*Stated exercise*.
Copy out all lines with the word "that" in them.

Dataset items
---*---
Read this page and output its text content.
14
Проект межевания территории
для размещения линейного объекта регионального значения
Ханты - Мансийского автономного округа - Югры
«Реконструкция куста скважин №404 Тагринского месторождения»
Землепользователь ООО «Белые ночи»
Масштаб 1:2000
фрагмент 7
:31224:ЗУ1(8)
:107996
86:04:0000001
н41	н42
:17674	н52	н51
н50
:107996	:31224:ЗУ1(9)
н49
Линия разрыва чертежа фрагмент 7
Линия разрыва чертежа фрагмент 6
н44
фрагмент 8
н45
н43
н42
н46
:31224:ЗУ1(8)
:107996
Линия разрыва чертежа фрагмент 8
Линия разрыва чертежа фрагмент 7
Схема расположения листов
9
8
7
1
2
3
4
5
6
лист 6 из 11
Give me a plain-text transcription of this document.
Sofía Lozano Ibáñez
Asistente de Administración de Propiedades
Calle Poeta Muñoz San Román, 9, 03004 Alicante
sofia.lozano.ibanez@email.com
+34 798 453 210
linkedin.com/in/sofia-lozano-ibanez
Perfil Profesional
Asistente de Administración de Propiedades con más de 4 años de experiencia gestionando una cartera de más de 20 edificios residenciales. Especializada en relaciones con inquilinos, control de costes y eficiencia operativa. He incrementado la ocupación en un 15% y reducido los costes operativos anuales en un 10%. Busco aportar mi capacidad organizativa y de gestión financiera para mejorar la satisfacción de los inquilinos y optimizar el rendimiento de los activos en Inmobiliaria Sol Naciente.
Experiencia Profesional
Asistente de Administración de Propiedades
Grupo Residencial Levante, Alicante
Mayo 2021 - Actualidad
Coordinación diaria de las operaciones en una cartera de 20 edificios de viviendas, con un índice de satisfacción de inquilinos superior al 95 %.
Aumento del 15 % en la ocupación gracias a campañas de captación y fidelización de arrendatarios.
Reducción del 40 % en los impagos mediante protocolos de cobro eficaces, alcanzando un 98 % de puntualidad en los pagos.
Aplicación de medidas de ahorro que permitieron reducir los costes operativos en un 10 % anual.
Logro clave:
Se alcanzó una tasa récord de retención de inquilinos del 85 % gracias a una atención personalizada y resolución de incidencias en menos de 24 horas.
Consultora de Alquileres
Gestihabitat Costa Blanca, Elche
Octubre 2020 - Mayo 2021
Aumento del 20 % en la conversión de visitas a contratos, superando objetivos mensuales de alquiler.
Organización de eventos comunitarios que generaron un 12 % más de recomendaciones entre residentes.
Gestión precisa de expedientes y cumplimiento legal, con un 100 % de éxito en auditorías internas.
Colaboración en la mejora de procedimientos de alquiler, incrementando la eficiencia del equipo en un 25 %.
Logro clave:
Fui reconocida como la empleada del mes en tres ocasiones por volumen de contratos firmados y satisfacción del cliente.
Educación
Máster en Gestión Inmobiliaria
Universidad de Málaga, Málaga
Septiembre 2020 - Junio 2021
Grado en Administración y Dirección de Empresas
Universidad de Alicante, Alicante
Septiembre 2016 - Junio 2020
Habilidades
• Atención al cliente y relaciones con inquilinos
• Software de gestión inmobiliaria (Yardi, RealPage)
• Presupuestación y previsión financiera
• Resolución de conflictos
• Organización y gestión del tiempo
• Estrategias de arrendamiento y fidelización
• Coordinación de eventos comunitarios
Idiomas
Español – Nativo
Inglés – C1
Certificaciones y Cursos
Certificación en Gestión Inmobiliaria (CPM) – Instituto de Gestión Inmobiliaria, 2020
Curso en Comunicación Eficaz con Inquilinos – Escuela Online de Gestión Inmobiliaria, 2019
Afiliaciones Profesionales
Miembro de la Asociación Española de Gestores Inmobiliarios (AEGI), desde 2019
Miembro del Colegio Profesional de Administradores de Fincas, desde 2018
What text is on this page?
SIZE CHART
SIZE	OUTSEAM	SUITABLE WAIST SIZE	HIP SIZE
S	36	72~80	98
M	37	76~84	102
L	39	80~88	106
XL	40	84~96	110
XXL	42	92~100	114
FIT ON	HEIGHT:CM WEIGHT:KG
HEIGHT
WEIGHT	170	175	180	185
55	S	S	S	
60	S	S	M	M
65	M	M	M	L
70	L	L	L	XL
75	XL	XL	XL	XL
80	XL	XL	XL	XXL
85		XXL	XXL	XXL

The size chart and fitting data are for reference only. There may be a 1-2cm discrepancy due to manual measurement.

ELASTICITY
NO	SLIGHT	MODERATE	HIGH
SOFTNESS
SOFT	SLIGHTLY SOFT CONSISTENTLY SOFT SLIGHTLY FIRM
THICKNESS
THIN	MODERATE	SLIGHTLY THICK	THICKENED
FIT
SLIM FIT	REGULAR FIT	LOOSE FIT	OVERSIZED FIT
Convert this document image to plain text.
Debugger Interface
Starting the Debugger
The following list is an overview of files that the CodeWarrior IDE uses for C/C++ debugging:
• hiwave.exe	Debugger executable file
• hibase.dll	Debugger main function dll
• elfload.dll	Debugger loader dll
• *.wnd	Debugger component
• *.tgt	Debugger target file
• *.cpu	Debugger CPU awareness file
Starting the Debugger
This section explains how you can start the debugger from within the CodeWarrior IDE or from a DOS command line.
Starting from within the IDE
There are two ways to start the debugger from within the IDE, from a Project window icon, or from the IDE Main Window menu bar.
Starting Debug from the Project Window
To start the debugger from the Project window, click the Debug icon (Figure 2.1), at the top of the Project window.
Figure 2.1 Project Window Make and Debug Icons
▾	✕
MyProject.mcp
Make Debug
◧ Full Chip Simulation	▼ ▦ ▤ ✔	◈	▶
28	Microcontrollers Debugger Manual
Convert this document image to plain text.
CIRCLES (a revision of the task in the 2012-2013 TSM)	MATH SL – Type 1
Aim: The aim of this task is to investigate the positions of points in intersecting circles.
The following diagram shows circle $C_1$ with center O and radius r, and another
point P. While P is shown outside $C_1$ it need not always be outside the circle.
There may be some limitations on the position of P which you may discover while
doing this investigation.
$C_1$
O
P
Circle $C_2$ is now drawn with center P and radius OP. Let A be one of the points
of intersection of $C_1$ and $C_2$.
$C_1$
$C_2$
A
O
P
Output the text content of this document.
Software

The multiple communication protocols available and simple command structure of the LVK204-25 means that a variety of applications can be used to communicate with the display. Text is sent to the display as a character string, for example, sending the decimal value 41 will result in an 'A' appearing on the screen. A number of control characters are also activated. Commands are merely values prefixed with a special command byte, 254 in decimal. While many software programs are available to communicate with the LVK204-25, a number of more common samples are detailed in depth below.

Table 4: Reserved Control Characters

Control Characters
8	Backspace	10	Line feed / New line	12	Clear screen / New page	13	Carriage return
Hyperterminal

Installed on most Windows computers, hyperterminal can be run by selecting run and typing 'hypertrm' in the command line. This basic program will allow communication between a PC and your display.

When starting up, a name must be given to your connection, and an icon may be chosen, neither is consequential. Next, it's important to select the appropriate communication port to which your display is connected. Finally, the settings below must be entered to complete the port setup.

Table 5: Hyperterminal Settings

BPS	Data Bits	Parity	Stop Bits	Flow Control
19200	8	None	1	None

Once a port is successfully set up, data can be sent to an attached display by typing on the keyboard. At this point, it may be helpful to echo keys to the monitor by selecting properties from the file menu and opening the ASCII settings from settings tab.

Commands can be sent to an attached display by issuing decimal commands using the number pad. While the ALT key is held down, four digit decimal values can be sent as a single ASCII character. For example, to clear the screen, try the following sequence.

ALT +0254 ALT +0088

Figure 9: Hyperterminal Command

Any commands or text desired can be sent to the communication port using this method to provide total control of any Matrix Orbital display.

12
---*---
*Correct result*.
The following list is an overview of files that the CodeWarrior IDE uses for C/C++ debugging:
The multiple communication protocols available and simple command structure of the LVK204-25 means that a variety of applications can be used to communicate with the display. Text is sent to the display as a character string, for example, sending the decimal value 41 will result in an 'A' appearing on the screen. A number of control characters are also activated. Commands are merely values prefixed with a special command byte, 254 in decimal. While many software programs are available to communicate with the LVK204-25, a number of more common samples are detailed in depth below.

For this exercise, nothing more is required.